##### SOURCE RECORDS

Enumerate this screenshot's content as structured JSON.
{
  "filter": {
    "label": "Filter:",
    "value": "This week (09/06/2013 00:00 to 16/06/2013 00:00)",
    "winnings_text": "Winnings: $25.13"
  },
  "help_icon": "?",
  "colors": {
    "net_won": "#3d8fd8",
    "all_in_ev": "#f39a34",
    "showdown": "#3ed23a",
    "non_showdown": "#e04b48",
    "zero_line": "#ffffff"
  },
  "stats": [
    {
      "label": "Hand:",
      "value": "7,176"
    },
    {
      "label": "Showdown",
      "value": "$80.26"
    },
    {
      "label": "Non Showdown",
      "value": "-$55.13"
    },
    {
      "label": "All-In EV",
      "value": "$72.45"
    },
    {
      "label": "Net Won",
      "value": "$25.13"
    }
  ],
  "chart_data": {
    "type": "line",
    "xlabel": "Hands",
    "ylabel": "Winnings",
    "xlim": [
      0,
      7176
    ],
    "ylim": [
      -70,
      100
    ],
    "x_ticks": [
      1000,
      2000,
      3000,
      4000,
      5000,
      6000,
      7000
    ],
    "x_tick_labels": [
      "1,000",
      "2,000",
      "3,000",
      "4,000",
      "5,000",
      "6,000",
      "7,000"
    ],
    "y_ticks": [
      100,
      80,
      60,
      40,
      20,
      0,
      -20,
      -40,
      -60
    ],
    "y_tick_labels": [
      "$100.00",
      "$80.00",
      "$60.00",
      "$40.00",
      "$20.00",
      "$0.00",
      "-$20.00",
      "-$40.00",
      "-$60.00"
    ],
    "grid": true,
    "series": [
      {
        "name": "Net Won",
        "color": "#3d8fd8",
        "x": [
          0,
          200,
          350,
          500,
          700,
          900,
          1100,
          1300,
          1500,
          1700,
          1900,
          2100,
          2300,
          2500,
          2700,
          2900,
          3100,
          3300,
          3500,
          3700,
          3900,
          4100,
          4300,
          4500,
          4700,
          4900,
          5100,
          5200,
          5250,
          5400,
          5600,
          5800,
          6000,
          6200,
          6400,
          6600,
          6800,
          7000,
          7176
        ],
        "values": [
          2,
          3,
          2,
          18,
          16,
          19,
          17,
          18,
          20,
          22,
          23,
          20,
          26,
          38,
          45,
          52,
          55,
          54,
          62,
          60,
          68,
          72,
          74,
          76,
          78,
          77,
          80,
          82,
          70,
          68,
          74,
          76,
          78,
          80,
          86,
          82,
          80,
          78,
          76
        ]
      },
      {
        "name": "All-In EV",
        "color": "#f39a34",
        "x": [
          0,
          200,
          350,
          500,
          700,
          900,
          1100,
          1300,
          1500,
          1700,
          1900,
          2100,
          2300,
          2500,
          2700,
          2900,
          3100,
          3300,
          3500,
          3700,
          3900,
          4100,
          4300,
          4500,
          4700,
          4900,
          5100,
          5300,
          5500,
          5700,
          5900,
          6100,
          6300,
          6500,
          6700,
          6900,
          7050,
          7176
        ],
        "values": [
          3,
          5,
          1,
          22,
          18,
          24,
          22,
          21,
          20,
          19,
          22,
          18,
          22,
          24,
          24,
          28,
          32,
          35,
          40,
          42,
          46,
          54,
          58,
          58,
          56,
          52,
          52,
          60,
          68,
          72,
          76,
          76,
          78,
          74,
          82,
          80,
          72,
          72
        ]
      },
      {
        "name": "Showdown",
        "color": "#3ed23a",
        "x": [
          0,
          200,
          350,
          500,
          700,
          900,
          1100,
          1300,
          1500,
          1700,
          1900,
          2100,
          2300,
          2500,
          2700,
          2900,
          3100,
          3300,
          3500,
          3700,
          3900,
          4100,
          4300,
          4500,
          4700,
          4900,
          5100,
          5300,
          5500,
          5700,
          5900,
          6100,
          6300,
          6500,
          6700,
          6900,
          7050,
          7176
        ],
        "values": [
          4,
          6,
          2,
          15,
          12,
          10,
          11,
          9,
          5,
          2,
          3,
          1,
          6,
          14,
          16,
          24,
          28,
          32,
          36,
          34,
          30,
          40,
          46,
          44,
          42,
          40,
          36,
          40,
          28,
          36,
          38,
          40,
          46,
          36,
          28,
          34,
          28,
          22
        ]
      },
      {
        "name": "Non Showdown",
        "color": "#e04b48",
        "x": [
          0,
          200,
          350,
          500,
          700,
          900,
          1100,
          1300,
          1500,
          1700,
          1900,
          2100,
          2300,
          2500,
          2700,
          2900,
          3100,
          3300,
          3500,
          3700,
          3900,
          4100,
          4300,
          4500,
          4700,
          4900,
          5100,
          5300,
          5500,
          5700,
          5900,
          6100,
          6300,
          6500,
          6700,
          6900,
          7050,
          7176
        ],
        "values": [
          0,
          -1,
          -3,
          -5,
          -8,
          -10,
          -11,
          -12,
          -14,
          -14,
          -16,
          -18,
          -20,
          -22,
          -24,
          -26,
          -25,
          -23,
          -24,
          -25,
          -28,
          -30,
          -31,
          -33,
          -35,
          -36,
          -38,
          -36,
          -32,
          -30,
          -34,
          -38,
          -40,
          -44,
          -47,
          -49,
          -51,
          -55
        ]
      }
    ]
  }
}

##########

_WHAT YOU ARE ASKED TO DO_. Looking back at the lines above, state how many contain the word "name", and supply nothing besides the number.

_ANSWER TO THIS TASK_. 4